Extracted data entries

#####

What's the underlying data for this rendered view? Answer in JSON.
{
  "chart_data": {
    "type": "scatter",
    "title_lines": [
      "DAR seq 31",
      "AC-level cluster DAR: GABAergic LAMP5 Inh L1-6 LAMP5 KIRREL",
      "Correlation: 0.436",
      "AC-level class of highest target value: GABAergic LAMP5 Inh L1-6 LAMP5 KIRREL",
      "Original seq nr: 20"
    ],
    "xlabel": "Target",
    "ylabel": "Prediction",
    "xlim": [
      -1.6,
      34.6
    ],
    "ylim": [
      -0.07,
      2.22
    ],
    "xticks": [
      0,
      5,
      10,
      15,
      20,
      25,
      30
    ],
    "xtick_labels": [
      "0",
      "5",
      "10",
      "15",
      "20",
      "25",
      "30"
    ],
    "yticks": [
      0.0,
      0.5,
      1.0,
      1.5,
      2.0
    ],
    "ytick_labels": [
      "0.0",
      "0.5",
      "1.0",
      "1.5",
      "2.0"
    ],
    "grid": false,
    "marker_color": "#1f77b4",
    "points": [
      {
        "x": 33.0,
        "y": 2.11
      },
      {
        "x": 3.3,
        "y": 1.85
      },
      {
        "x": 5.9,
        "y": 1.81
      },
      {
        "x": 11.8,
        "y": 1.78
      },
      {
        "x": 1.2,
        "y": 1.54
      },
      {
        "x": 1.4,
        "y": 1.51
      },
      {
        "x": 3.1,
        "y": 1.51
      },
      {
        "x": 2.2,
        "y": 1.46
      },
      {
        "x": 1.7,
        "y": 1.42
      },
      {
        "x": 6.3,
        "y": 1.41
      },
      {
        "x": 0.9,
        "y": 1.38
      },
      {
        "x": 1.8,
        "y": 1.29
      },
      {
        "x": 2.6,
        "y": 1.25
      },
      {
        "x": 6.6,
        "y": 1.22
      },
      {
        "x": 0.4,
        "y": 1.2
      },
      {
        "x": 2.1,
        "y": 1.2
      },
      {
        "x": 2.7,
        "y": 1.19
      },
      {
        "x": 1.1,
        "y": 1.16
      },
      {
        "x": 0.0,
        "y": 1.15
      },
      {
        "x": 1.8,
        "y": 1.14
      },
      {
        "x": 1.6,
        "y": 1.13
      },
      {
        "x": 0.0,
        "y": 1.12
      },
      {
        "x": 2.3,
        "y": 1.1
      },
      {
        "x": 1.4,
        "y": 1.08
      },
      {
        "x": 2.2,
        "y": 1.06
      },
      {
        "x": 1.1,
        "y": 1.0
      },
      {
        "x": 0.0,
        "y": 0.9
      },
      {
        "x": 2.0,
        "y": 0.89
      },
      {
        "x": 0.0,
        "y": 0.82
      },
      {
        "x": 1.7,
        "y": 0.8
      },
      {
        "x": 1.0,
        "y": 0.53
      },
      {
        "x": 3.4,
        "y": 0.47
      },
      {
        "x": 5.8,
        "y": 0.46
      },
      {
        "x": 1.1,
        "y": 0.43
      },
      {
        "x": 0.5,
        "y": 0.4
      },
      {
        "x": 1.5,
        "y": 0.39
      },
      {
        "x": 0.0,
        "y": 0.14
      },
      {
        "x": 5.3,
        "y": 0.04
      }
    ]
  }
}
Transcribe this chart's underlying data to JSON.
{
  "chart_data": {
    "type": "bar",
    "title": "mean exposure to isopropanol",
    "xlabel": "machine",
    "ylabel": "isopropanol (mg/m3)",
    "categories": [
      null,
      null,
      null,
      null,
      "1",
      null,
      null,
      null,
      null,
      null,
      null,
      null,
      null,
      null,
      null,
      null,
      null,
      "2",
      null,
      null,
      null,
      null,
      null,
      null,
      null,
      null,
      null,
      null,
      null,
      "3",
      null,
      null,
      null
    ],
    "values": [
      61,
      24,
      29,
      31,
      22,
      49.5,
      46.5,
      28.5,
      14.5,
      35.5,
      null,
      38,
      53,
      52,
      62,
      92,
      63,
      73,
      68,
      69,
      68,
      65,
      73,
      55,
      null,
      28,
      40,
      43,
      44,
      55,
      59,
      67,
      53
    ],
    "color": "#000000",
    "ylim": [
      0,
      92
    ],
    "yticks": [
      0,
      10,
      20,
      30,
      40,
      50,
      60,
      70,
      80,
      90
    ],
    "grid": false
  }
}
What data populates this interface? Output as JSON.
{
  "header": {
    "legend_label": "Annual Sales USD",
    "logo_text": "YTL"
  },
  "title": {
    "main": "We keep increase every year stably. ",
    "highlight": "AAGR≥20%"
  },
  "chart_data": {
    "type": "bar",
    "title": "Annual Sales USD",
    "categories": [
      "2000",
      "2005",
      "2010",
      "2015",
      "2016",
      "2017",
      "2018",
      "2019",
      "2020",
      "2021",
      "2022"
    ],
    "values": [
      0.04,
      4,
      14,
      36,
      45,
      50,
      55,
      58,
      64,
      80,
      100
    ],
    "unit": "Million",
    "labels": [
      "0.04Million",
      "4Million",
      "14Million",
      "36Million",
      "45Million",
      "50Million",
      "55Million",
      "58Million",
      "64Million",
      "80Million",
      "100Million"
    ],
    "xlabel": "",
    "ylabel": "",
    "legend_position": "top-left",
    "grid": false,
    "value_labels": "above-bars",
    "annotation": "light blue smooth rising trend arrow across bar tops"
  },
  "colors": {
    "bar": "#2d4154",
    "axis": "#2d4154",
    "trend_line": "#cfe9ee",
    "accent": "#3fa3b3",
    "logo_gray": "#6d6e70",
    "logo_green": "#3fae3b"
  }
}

#####

Only the lines from the one containing "What data populates" to the end of the data should be printed, exactly as they stand.

What data populates this interface? Output as JSON.
{
  "header": {
    "legend_label": "Annual Sales USD",
    "logo_text": "YTL"
  },
  "title": {
    "main": "We keep increase every year stably. ",
    "highlight": "AAGR≥20%"
  },
  "chart_data": {
    "type": "bar",
    "title": "Annual Sales USD",
    "categories": [
      "2000",
      "2005",
      "2010",
      "2015",
      "2016",
      "2017",
      "2018",
      "2019",
      "2020",
      "2021",
      "2022"
    ],
    "values": [
      0.04,
      4,
      14,
      36,
      45,
      50,
      55,
      58,
      64,
      80,
      100
    ],
    "unit": "Million",
    "labels": [
      "0.04Million",
      "4Million",
      "14Million",
      "36Million",
      "45Million",
      "50Million",
      "55Million",
      "58Million",
      "64Million",
      "80Million",
      "100Million"
    ],
    "xlabel": "",
    "ylabel": "",
    "legend_position": "top-left",
    "grid": false,
    "value_labels": "above-bars",
    "annotation": "light blue smooth rising trend arrow across bar tops"
  },
  "colors": {
    "bar": "#2d4154",
    "axis": "#2d4154",
    "trend_line": "#cfe9ee",
    "accent": "#3fa3b3",
    "logo_gray": "#6d6e70",
    "logo_green": "#3fae3b"
  }
}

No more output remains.